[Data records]

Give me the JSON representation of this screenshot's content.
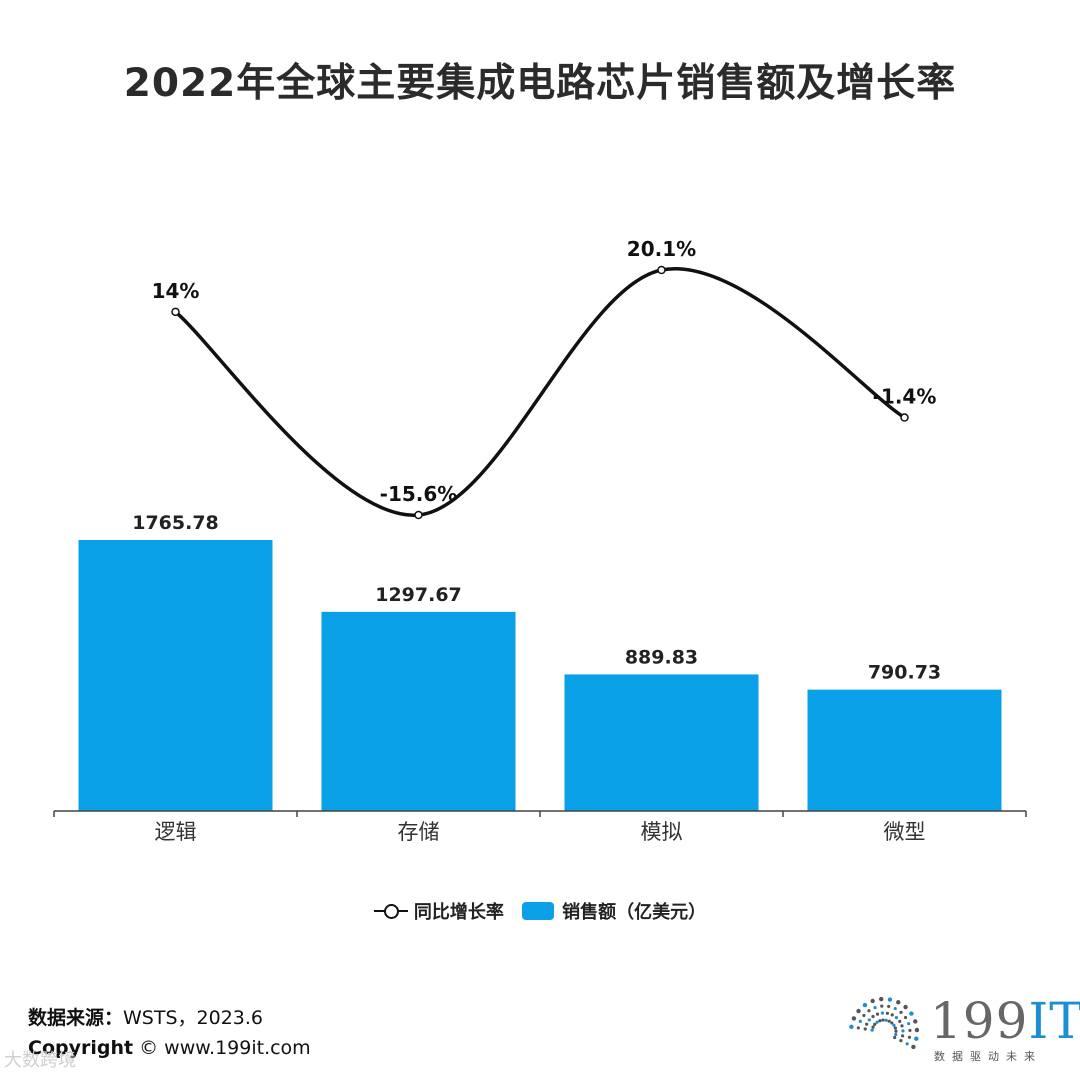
{
  "title": "2022年全球主要集成电路芯片销售额及增长率",
  "chart_data": {
    "type": "bar",
    "categories": [
      "逻辑",
      "存储",
      "模拟",
      "微型"
    ],
    "series": [
      {
        "name": "销售额（亿美元）",
        "kind": "bar",
        "values": [
          1765.78,
          1297.67,
          889.83,
          790.73
        ],
        "labels": [
          "1765.78",
          "1297.67",
          "889.83",
          "790.73"
        ],
        "color": "#0aa0e8"
      },
      {
        "name": "同比增长率",
        "kind": "line",
        "values": [
          14,
          -15.6,
          20.1,
          -1.4
        ],
        "labels": [
          "14%",
          "-15.6%",
          "20.1%",
          "-1.4%"
        ],
        "color": "#111111"
      }
    ],
    "ylim_bar": [
      0,
      1765.78
    ],
    "ylim_line": [
      -15.6,
      20.1
    ],
    "legend": "bottom",
    "grid": false
  },
  "legend": {
    "line_label": "同比增长率",
    "bar_label": "销售额（亿美元）"
  },
  "source": {
    "label": "数据来源：",
    "value": "WSTS，2023.6"
  },
  "copyright": {
    "label": "Copyright",
    "value": "© www.199it.com"
  },
  "logo": {
    "brand_num": "199",
    "brand_it": "IT",
    "slogan": "数据驱动未来"
  },
  "watermark": "大数跨境"
}
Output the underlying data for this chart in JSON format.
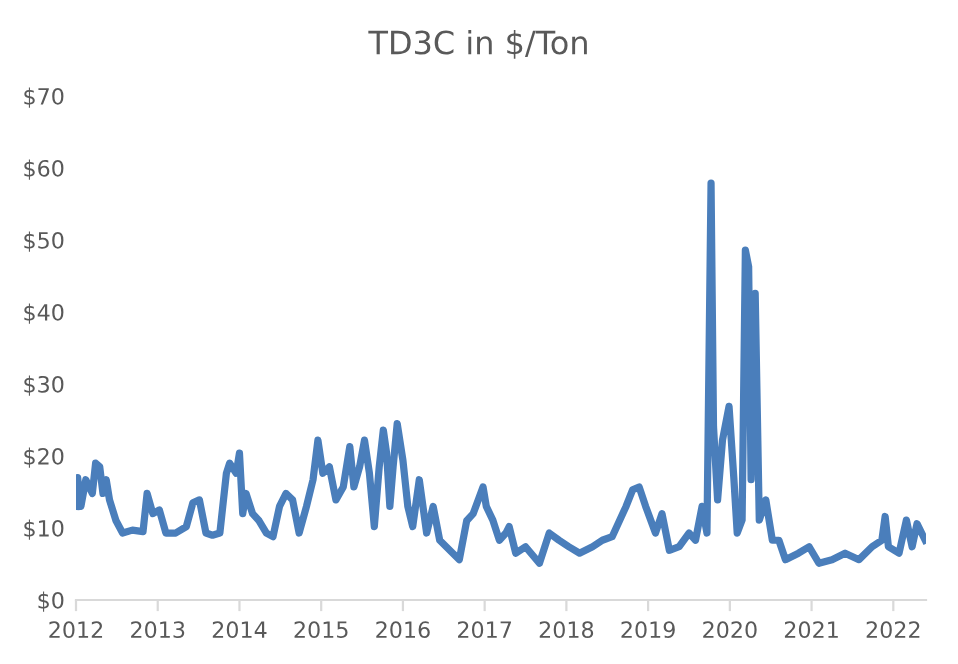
{
  "chart_data": {
    "type": "line",
    "title": "TD3C in $/Ton",
    "x": [
      2012.0,
      2012.02,
      2012.06,
      2012.12,
      2012.2,
      2012.24,
      2012.29,
      2012.33,
      2012.37,
      2012.41,
      2012.49,
      2012.57,
      2012.69,
      2012.82,
      2012.87,
      2012.94,
      2013.02,
      2013.1,
      2013.22,
      2013.35,
      2013.43,
      2013.51,
      2013.59,
      2013.67,
      2013.76,
      2013.84,
      2013.88,
      2013.96,
      2014.0,
      2014.04,
      2014.08,
      2014.16,
      2014.24,
      2014.33,
      2014.41,
      2014.49,
      2014.57,
      2014.65,
      2014.73,
      2014.82,
      2014.9,
      2014.96,
      2015.02,
      2015.1,
      2015.18,
      2015.27,
      2015.35,
      2015.4,
      2015.47,
      2015.53,
      2015.59,
      2015.65,
      2015.71,
      2015.76,
      2015.8,
      2015.84,
      2015.88,
      2015.93,
      2016.0,
      2016.06,
      2016.12,
      2016.2,
      2016.29,
      2016.37,
      2016.45,
      2016.53,
      2016.61,
      2016.69,
      2016.78,
      2016.86,
      2016.98,
      2017.02,
      2017.1,
      2017.18,
      2017.26,
      2017.3,
      2017.38,
      2017.5,
      2017.67,
      2017.79,
      2017.91,
      2018.03,
      2018.16,
      2018.32,
      2018.44,
      2018.56,
      2018.73,
      2018.81,
      2018.89,
      2018.97,
      2019.09,
      2019.17,
      2019.26,
      2019.38,
      2019.5,
      2019.58,
      2019.66,
      2019.72,
      2019.77,
      2019.8,
      2019.85,
      2019.91,
      2019.99,
      2020.05,
      2020.09,
      2020.15,
      2020.19,
      2020.23,
      2020.26,
      2020.31,
      2020.36,
      2020.44,
      2020.52,
      2020.6,
      2020.68,
      2020.84,
      2020.97,
      2021.09,
      2021.25,
      2021.41,
      2021.58,
      2021.74,
      2021.86,
      2021.9,
      2021.94,
      2022.07,
      2022.16,
      2022.23,
      2022.29,
      2022.39
    ],
    "series": [
      {
        "color": "#4a7ebb",
        "values": [
          13,
          17,
          13,
          16.7,
          14.8,
          19,
          18.5,
          14.8,
          16.7,
          13.9,
          11,
          9.3,
          9.7,
          9.5,
          14.8,
          12,
          12.5,
          9.3,
          9.3,
          10.2,
          13.5,
          13.9,
          9.3,
          9,
          9.3,
          17.6,
          19,
          17.6,
          20.4,
          12,
          14.8,
          12,
          11,
          9.3,
          8.8,
          13,
          14.8,
          13.9,
          9.3,
          13,
          16.7,
          22.2,
          17.6,
          18.5,
          13.9,
          15.7,
          21.3,
          15.7,
          18.5,
          22.2,
          17.6,
          10.2,
          18.5,
          23.6,
          20.4,
          13,
          18.5,
          24.5,
          19.4,
          13,
          10.2,
          16.7,
          9.3,
          13,
          8.3,
          7.4,
          6.5,
          5.6,
          11,
          12,
          15.7,
          13,
          11.1,
          8.3,
          9.3,
          10.2,
          6.5,
          7.4,
          5.1,
          9.3,
          8.3,
          7.4,
          6.5,
          7.4,
          8.3,
          8.8,
          13,
          15.3,
          15.7,
          13,
          9.3,
          12,
          6.9,
          7.4,
          9.3,
          8.3,
          13,
          9.3,
          57.9,
          24.1,
          13.9,
          22.2,
          26.9,
          16.7,
          9.3,
          11.1,
          48.6,
          46.3,
          16.7,
          42.6,
          11.1,
          13.9,
          8.3,
          8.3,
          5.6,
          6.5,
          7.4,
          5.1,
          5.6,
          6.5,
          5.6,
          7.4,
          8.3,
          11.6,
          7.4,
          6.5,
          11.1,
          7.4,
          10.6,
          8.3
        ]
      }
    ],
    "xlim": [
      2012,
      2022.4
    ],
    "xticks": [
      2012,
      2013,
      2014,
      2015,
      2016,
      2017,
      2018,
      2019,
      2020,
      2021,
      2022
    ],
    "ylim": [
      0,
      70
    ],
    "yticks": [
      {
        "value": 0,
        "label": "$0"
      },
      {
        "value": 10,
        "label": "$10"
      },
      {
        "value": 20,
        "label": "$20"
      },
      {
        "value": 30,
        "label": "$30"
      },
      {
        "value": 40,
        "label": "$40"
      },
      {
        "value": 50,
        "label": "$50"
      },
      {
        "value": 60,
        "label": "$60"
      },
      {
        "value": 70,
        "label": "$70"
      }
    ],
    "grid": false,
    "legend": false,
    "marker": "none",
    "line_style": "solid"
  }
}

Given task> Pictures are excluded; copy all other data exactly as shown.

Expected answer>
Give me the JSON representation of this screenshot's content.
{
  "title": "2022年全球主要集成电路芯片销售额及增长率",
  "chart_data": {
    "type": "bar",
    "categories": [
      "逻辑",
      "存储",
      "模拟",
      "微型"
    ],
    "series": [
      {
        "name": "销售额（亿美元）",
        "kind": "bar",
        "values": [
          1765.78,
          1297.67,
          889.83,
          790.73
        ],
        "labels": [
          "1765.78",
          "1297.67",
          "889.83",
          "790.73"
        ],
        "color": "#0aa0e8"
      },
      {
        "name": "同比增长率",
        "kind": "line",
        "values": [
          14,
          -15.6,
          20.1,
          -1.4
        ],
        "labels": [
          "14%",
          "-15.6%",
          "20.1%",
          "-1.4%"
        ],
        "color": "#111111"
      }
    ],
    "ylim_bar": [
      0,
      1765.78
    ],
    "ylim_line": [
      -15.6,
      20.1
    ],
    "legend": "bottom",
    "grid": false
  },
  "legend": {
    "line_label": "同比增长率",
    "bar_label": "销售额（亿美元）"
  },
  "source": {
    "label": "数据来源：",
    "value": "WSTS，2023.6"
  },
  "copyright": {
    "label": "Copyright",
    "value": "© www.199it.com"
  },
  "logo": {
    "brand_num": "199",
    "brand_it": "IT",
    "slogan": "数据驱动未来"
  },
  "watermark": "大数跨境"
}
Output the underlying data for this chart in JSON format.
{
  "chart_data": {
    "type": "line",
    "title": "TD3C in $/Ton",
    "x": [
      2012.0,
      2012.02,
      2012.06,
      2012.12,
      2012.2,
      2012.24,
      2012.29,
      2012.33,
      2012.37,
      2012.41,
      2012.49,
      2012.57,
      2012.69,
      2012.82,
      2012.87,
      2012.94,
      2013.02,
      2013.1,
      2013.22,
      2013.35,
      2013.43,
      2013.51,
      2013.59,
      2013.67,
      2013.76,
      2013.84,
      2013.88,
      2013.96,
      2014.0,
      2014.04,
      2014.08,
      2014.16,
      2014.24,
      2014.33,
      2014.41,
      2014.49,
      2014.57,
      2014.65,
      2014.73,
      2014.82,
      2014.9,
      2014.96,
      2015.02,
      2015.1,
      2015.18,
      2015.27,
      2015.35,
      2015.4,
      2015.47,
      2015.53,
      2015.59,
      2015.65,
      2015.71,
      2015.76,
      2015.8,
      2015.84,
      2015.88,
      2015.93,
      2016.0,
      2016.06,
      2016.12,
      2016.2,
      2016.29,
      2016.37,
      2016.45,
      2016.53,
      2016.61,
      2016.69,
      2016.78,
      2016.86,
      2016.98,
      2017.02,
      2017.1,
      2017.18,
      2017.26,
      2017.3,
      2017.38,
      2017.5,
      2017.67,
      2017.79,
      2017.91,
      2018.03,
      2018.16,
      2018.32,
      2018.44,
      2018.56,
      2018.73,
      2018.81,
      2018.89,
      2018.97,
      2019.09,
      2019.17,
      2019.26,
      2019.38,
      2019.5,
      2019.58,
      2019.66,
      2019.72,
      2019.77,
      2019.8,
      2019.85,
      2019.91,
      2019.99,
      2020.05,
      2020.09,
      2020.15,
      2020.19,
      2020.23,
      2020.26,
      2020.31,
      2020.36,
      2020.44,
      2020.52,
      2020.6,
      2020.68,
      2020.84,
      2020.97,
      2021.09,
      2021.25,
      2021.41,
      2021.58,
      2021.74,
      2021.86,
      2021.9,
      2021.94,
      2022.07,
      2022.16,
      2022.23,
      2022.29,
      2022.39
    ],
    "series": [
      {
        "color": "#4a7ebb",
        "values": [
          13,
          17,
          13,
          16.7,
          14.8,
          19,
          18.5,
          14.8,
          16.7,
          13.9,
          11,
          9.3,
          9.7,
          9.5,
          14.8,
          12,
          12.5,
          9.3,
          9.3,
          10.2,
          13.5,
          13.9,
          9.3,
          9,
          9.3,
          17.6,
          19,
          17.6,
          20.4,
          12,
          14.8,
          12,
          11,
          9.3,
          8.8,
          13,
          14.8,
          13.9,
          9.3,
          13,
          16.7,
          22.2,
          17.6,
          18.5,
          13.9,
          15.7,
          21.3,
          15.7,
          18.5,
          22.2,
          17.6,
          10.2,
          18.5,
          23.6,
          20.4,
          13,
          18.5,
          24.5,
          19.4,
          13,
          10.2,
          16.7,
          9.3,
          13,
          8.3,
          7.4,
          6.5,
          5.6,
          11,
          12,
          15.7,
          13,
          11.1,
          8.3,
          9.3,
          10.2,
          6.5,
          7.4,
          5.1,
          9.3,
          8.3,
          7.4,
          6.5,
          7.4,
          8.3,
          8.8,
          13,
          15.3,
          15.7,
          13,
          9.3,
          12,
          6.9,
          7.4,
          9.3,
          8.3,
          13,
          9.3,
          57.9,
          24.1,
          13.9,
          22.2,
          26.9,
          16.7,
          9.3,
          11.1,
          48.6,
          46.3,
          16.7,
          42.6,
          11.1,
          13.9,
          8.3,
          8.3,
          5.6,
          6.5,
          7.4,
          5.1,
          5.6,
          6.5,
          5.6,
          7.4,
          8.3,
          11.6,
          7.4,
          6.5,
          11.1,
          7.4,
          10.6,
          8.3
        ]
      }
    ],
    "xlim": [
      2012,
      2022.4
    ],
    "xticks": [
      2012,
      2013,
      2014,
      2015,
      2016,
      2017,
      2018,
      2019,
      2020,
      2021,
      2022
    ],
    "ylim": [
      0,
      70
    ],
    "yticks": [
      {
        "value": 0,
        "label": "$0"
      },
      {
        "value": 10,
        "label": "$10"
      },
      {
        "value": 20,
        "label": "$20"
      },
      {
        "value": 30,
        "label": "$30"
      },
      {
        "value": 40,
        "label": "$40"
      },
      {
        "value": 50,
        "label": "$50"
      },
      {
        "value": 60,
        "label": "$60"
      },
      {
        "value": 70,
        "label": "$70"
      }
    ],
    "grid": false,
    "legend": false,
    "marker": "none",
    "line_style": "solid"
  }
}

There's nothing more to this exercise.